■ **Short problem**: Output an exact reproduction of the data.

■ **Data shown**:
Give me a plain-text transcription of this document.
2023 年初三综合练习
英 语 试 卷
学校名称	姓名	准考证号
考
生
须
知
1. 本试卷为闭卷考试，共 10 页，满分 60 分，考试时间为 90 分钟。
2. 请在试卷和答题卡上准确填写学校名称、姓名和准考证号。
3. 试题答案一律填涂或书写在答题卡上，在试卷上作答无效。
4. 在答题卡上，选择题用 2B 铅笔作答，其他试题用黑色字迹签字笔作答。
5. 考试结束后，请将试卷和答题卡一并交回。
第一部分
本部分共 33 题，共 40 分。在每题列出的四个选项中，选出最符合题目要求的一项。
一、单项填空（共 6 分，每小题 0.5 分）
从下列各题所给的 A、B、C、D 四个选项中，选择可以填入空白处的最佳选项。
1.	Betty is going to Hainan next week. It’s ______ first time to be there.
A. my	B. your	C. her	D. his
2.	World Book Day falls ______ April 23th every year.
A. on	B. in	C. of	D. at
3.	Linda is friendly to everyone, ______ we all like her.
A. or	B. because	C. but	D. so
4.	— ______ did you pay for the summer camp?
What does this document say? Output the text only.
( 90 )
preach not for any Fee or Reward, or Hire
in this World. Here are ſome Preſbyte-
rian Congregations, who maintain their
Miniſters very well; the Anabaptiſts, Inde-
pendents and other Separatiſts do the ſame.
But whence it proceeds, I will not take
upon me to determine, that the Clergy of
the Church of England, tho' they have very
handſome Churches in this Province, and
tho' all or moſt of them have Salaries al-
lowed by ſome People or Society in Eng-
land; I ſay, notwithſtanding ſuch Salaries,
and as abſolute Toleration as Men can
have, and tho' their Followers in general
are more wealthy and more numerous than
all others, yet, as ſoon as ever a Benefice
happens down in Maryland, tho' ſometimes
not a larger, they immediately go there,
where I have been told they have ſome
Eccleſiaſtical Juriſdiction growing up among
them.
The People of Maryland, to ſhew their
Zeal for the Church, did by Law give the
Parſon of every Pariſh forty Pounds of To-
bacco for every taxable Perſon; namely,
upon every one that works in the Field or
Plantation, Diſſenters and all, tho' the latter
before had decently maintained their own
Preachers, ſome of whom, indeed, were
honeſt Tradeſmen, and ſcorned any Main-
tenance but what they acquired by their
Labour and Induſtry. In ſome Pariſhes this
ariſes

■ **Output below**:
Give me a plain-text transcription of this document.
2023 年初三综合练习
英 语 试 卷
学校名称	姓名	准考证号
考
生
须
知
1. 本试卷为闭卷考试，共 10 页，满分 60 分，考试时间为 90 分钟。
2. 请在试卷和答题卡上准确填写学校名称、姓名和准考证号。
3. 试题答案一律填涂或书写在答题卡上，在试卷上作答无效。
4. 在答题卡上，选择题用 2B 铅笔作答，其他试题用黑色字迹签字笔作答。
5. 考试结束后，请将试卷和答题卡一并交回。
第一部分
本部分共 33 题，共 40 分。在每题列出的四个选项中，选出最符合题目要求的一项。
一、单项填空（共 6 分，每小题 0.5 分）
从下列各题所给的 A、B、C、D 四个选项中，选择可以填入空白处的最佳选项。
1.	Betty is going to Hainan next week. It’s ______ first time to be there.
A. my	B. your	C. her	D. his
2.	World Book Day falls ______ April 23th every year.
A. on	B. in	C. of	D. at
3.	Linda is friendly to everyone, ______ we all like her.
A. or	B. because	C. but	D. so
4.	— ______ did you pay for the summer camp?
What does this document say? Output the text only.
( 90 )
preach not for any Fee or Reward, or Hire
in this World. Here are ſome Preſbyte-
rian Congregations, who maintain their
Miniſters very well; the Anabaptiſts, Inde-
pendents and other Separatiſts do the ſame.
But whence it proceeds, I will not take
upon me to determine, that the Clergy of
the Church of England, tho' they have very
handſome Churches in this Province, and
tho' all or moſt of them have Salaries al-
lowed by ſome People or Society in Eng-
land; I ſay, notwithſtanding ſuch Salaries,
and as abſolute Toleration as Men can
have, and tho' their Followers in general
are more wealthy and more numerous than
all others, yet, as ſoon as ever a Benefice
happens down in Maryland, tho' ſometimes
not a larger, they immediately go there,
where I have been told they have ſome
Eccleſiaſtical Juriſdiction growing up among
them.
The People of Maryland, to ſhew their
Zeal for the Church, did by Law give the
Parſon of every Pariſh forty Pounds of To-
bacco for every taxable Perſon; namely,
upon every one that works in the Field or
Plantation, Diſſenters and all, tho' the latter
before had decently maintained their own
Preachers, ſome of whom, indeed, were
honeſt Tradeſmen, and ſcorned any Main-
tenance but what they acquired by their
Labour and Induſtry. In ſome Pariſhes this
ariſes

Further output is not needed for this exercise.